» **Data for this task**
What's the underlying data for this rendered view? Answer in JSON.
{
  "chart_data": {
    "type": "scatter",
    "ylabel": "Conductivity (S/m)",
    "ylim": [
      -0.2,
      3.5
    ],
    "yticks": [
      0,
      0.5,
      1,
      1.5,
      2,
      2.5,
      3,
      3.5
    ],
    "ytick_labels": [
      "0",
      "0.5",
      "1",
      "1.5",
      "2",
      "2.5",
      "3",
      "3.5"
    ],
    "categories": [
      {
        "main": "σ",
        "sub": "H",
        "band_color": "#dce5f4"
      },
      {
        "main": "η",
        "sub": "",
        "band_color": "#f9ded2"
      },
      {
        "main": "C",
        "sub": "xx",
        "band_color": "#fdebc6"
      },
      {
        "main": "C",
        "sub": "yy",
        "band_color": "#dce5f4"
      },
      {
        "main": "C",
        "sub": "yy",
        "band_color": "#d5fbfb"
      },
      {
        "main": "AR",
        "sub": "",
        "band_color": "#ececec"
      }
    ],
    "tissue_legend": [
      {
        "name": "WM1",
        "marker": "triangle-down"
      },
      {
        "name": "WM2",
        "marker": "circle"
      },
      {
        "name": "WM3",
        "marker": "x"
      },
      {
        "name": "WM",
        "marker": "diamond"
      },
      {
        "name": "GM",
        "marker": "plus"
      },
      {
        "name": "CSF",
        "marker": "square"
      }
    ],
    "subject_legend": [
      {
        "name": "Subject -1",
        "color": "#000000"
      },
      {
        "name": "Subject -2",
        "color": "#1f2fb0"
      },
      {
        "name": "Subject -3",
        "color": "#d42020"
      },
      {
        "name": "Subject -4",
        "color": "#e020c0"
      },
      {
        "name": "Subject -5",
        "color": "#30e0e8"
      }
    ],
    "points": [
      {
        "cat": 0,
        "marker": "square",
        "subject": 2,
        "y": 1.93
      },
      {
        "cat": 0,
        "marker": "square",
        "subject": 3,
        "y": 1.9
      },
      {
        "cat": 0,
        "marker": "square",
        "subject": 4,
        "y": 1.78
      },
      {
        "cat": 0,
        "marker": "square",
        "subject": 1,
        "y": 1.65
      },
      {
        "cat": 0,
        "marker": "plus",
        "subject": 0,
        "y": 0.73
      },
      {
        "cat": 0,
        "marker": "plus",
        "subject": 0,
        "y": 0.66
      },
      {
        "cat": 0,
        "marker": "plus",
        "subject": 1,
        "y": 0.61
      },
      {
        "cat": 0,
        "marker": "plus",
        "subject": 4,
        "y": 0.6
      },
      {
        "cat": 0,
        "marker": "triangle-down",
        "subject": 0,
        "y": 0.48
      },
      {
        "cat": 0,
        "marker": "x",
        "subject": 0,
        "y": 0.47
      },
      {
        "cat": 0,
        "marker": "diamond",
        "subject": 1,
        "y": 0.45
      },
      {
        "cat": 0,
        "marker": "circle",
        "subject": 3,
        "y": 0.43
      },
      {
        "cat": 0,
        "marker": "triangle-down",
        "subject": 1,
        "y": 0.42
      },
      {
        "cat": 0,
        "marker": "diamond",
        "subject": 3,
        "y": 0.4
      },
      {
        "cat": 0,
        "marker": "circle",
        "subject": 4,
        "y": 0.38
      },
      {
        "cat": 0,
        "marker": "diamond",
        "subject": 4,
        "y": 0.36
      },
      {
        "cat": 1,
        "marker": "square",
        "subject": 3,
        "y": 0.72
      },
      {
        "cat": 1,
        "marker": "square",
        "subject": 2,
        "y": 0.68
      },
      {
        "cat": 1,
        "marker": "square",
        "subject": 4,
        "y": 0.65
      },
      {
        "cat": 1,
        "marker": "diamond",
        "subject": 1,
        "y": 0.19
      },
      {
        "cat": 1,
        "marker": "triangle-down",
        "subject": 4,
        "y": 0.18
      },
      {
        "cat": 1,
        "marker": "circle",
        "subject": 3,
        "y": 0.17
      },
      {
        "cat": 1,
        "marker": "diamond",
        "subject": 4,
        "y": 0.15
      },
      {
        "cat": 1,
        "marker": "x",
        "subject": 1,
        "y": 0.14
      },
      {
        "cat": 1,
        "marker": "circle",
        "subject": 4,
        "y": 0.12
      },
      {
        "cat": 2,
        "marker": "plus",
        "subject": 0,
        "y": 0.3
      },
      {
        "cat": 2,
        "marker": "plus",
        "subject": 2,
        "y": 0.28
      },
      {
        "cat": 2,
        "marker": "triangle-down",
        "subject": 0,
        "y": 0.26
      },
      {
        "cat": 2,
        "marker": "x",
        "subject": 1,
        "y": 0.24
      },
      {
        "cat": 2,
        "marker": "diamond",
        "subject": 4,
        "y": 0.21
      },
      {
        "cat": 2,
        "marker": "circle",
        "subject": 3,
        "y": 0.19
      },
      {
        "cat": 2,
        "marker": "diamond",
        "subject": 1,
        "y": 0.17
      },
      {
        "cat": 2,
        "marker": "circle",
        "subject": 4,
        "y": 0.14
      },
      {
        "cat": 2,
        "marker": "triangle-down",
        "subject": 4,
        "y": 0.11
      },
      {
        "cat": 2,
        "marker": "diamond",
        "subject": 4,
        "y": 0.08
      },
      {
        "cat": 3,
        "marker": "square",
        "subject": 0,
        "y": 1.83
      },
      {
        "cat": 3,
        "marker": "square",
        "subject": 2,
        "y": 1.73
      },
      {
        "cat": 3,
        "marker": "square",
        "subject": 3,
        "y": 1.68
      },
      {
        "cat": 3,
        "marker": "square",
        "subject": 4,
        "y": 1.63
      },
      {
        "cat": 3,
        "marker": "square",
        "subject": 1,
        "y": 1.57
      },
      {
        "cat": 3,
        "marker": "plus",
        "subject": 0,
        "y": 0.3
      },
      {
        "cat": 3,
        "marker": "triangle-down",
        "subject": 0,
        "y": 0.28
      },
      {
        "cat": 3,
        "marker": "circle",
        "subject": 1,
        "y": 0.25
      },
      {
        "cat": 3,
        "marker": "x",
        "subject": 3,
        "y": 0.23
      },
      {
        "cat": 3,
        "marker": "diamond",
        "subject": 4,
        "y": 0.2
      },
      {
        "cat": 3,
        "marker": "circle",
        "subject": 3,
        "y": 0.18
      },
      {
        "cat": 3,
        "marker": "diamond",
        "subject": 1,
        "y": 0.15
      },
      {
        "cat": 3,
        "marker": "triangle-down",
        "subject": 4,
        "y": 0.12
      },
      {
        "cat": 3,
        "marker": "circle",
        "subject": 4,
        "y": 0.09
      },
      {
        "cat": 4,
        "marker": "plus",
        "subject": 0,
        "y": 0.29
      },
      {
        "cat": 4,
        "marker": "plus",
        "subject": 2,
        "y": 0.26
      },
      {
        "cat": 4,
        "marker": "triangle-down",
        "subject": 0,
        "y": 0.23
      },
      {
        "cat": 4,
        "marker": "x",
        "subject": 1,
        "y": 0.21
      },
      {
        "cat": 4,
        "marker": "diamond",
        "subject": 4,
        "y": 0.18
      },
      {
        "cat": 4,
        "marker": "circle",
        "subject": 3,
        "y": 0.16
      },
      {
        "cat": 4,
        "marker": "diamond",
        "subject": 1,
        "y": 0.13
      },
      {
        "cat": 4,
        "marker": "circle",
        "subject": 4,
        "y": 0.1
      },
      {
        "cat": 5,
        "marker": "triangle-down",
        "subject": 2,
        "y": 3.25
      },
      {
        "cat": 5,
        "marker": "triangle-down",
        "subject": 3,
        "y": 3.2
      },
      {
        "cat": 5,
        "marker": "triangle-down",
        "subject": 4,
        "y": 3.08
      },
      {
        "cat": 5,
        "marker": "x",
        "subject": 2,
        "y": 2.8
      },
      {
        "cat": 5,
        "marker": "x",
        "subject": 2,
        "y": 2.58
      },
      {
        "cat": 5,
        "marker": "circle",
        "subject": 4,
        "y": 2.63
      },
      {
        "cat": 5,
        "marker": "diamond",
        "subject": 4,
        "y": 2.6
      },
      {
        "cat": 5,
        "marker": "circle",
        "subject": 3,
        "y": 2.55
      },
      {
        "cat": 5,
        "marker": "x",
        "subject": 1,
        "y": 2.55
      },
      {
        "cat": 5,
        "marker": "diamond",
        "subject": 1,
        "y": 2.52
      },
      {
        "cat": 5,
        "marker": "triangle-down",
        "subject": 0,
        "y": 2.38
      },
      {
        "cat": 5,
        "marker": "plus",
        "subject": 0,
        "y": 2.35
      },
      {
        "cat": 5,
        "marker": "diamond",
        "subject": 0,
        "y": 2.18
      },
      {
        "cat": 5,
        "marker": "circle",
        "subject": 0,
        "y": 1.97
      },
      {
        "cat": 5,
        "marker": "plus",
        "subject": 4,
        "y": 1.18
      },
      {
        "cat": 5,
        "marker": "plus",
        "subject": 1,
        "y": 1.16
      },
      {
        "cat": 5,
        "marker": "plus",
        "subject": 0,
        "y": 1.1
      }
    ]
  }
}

» **Work to do**
Copy every line from the records above that contains the word "name".

» **The response**
        "name": "WM1",
        "name": "WM2",
        "name": "WM3",
        "name": "WM",
        "name": "GM",
        "name": "CSF",
        "name": "Subject -1",
        "name": "Subject -2",
        "name": "Subject -3",
        "name": "Subject -4",
        "name": "Subject -5",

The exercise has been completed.